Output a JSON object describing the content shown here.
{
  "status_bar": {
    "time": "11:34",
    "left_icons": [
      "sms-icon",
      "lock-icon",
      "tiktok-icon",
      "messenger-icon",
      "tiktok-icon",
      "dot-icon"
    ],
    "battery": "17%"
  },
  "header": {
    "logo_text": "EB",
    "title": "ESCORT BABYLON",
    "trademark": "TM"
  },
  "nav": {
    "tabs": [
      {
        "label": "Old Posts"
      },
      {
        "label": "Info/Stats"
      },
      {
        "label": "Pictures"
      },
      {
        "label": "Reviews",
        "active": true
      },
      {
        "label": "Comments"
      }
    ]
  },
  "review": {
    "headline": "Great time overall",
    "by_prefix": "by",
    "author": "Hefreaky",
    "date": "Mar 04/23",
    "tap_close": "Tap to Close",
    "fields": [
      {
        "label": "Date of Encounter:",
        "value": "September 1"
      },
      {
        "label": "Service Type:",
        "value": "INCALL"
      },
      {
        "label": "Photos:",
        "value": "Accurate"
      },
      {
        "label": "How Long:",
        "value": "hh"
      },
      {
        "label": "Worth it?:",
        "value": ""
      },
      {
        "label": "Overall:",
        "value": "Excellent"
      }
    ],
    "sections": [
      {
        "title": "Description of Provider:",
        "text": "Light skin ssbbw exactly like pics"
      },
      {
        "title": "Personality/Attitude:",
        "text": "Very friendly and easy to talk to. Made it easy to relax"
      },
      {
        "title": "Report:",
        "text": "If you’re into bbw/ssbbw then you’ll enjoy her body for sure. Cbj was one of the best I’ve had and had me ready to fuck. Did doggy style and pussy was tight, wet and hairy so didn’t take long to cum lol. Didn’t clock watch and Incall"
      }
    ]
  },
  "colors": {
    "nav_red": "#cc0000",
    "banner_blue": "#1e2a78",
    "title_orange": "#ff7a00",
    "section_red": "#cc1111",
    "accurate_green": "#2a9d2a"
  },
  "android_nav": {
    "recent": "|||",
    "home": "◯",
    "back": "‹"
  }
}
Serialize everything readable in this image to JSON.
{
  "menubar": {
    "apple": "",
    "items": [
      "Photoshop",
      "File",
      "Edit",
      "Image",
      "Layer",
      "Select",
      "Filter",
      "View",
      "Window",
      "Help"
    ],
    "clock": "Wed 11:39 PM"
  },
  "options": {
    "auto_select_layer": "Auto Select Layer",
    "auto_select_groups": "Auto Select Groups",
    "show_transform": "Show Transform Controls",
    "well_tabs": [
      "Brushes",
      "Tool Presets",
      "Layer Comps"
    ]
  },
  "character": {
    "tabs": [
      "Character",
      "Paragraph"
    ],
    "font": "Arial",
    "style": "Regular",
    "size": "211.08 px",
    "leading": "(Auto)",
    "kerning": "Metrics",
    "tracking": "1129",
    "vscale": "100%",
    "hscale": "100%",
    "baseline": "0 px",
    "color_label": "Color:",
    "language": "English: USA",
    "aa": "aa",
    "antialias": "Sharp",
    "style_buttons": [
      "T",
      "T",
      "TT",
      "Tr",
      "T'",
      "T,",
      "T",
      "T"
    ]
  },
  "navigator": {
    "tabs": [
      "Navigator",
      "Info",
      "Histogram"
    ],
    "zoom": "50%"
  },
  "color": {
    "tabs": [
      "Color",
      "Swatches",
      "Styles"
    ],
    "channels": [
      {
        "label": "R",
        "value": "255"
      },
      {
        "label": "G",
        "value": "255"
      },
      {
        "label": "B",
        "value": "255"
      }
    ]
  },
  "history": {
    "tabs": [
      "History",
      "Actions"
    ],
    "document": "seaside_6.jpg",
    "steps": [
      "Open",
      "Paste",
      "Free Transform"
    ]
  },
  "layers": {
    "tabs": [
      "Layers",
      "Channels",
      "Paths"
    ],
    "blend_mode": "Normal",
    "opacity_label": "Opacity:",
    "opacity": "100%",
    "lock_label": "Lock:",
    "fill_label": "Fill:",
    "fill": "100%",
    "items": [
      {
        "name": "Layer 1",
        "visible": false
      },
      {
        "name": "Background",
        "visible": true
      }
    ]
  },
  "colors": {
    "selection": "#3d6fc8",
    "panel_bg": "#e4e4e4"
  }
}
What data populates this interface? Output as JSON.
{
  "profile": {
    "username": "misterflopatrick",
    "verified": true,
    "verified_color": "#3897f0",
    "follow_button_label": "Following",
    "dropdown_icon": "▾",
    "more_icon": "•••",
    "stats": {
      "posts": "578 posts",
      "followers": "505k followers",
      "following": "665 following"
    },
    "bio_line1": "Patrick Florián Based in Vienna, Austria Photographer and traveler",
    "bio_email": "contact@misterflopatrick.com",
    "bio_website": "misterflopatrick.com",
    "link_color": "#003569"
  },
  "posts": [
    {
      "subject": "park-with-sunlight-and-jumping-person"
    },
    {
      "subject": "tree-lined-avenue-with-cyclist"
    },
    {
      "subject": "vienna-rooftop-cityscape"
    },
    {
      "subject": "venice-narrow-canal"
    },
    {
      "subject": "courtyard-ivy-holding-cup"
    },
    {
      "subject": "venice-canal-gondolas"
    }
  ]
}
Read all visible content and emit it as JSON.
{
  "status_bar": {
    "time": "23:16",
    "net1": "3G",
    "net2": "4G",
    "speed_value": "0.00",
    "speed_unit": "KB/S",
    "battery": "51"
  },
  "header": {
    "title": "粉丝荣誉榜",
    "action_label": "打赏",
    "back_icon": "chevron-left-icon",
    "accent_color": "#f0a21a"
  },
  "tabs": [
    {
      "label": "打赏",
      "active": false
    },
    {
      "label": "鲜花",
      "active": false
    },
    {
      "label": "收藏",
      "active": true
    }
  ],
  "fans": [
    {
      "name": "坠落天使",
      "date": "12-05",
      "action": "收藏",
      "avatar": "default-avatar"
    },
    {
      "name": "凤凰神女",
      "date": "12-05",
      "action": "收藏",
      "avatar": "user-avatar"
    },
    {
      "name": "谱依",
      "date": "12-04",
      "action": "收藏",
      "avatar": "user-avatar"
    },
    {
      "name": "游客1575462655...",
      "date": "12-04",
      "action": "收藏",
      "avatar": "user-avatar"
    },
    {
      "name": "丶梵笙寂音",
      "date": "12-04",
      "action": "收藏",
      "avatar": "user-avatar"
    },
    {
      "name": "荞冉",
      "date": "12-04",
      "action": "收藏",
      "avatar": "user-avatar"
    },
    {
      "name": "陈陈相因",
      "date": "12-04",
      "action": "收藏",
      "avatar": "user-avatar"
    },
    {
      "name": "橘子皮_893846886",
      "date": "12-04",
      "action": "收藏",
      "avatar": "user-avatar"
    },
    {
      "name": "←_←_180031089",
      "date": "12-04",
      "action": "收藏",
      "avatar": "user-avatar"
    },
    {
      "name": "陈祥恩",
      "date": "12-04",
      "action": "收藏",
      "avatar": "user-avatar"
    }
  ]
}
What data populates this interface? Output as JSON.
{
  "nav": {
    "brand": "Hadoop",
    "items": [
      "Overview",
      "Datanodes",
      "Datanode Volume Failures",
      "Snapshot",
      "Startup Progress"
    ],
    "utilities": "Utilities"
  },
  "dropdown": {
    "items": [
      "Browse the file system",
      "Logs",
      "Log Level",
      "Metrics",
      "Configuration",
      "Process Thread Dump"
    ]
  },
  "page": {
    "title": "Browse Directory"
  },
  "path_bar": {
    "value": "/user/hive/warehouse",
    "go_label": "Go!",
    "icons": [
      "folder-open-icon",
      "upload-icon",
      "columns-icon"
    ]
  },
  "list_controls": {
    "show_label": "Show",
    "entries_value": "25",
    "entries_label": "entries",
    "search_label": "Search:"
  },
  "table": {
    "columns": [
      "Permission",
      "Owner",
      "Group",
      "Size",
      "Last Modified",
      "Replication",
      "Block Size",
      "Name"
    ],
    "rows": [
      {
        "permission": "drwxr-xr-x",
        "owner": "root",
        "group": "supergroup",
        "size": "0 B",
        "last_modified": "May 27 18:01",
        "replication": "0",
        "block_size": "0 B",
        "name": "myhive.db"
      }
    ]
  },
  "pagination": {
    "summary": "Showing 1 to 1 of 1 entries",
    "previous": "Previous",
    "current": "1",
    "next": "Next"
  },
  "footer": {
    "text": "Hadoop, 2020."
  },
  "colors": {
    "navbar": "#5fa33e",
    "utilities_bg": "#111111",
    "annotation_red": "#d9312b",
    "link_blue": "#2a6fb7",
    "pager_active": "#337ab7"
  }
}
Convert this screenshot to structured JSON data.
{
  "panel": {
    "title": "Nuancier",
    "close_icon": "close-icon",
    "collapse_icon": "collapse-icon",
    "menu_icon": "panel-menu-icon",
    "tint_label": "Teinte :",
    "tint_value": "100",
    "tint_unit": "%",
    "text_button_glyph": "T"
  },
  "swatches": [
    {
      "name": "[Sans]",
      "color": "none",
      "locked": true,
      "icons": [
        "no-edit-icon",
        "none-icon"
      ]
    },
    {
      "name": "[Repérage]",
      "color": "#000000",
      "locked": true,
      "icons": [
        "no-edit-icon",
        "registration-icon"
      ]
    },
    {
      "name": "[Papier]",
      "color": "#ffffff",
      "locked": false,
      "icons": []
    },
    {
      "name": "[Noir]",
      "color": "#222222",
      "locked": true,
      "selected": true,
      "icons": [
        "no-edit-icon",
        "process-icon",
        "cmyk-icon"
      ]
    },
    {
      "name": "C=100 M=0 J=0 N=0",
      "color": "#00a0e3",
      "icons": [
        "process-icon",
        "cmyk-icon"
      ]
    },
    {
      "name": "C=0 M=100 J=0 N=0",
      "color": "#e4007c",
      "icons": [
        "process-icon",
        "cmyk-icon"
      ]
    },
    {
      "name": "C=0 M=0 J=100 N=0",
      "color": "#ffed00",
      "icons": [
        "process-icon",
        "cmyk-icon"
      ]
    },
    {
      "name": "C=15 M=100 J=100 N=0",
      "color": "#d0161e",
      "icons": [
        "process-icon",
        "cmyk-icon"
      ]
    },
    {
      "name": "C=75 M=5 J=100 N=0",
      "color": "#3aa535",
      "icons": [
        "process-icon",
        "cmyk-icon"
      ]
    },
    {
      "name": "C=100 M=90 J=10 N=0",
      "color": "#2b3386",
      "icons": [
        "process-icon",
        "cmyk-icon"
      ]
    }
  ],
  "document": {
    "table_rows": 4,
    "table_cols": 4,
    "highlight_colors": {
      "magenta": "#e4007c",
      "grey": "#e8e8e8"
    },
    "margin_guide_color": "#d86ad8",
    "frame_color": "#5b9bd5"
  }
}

---+---

EXERCISE DETAILS: Where a line above contains the string "misterflopatrick", copy that line.

CORRECT OUTPUT:
    "username": "misterflopatrick",
    "bio_email": "contact@misterflopatrick.com",
    "bio_website": "misterflopatrick.com",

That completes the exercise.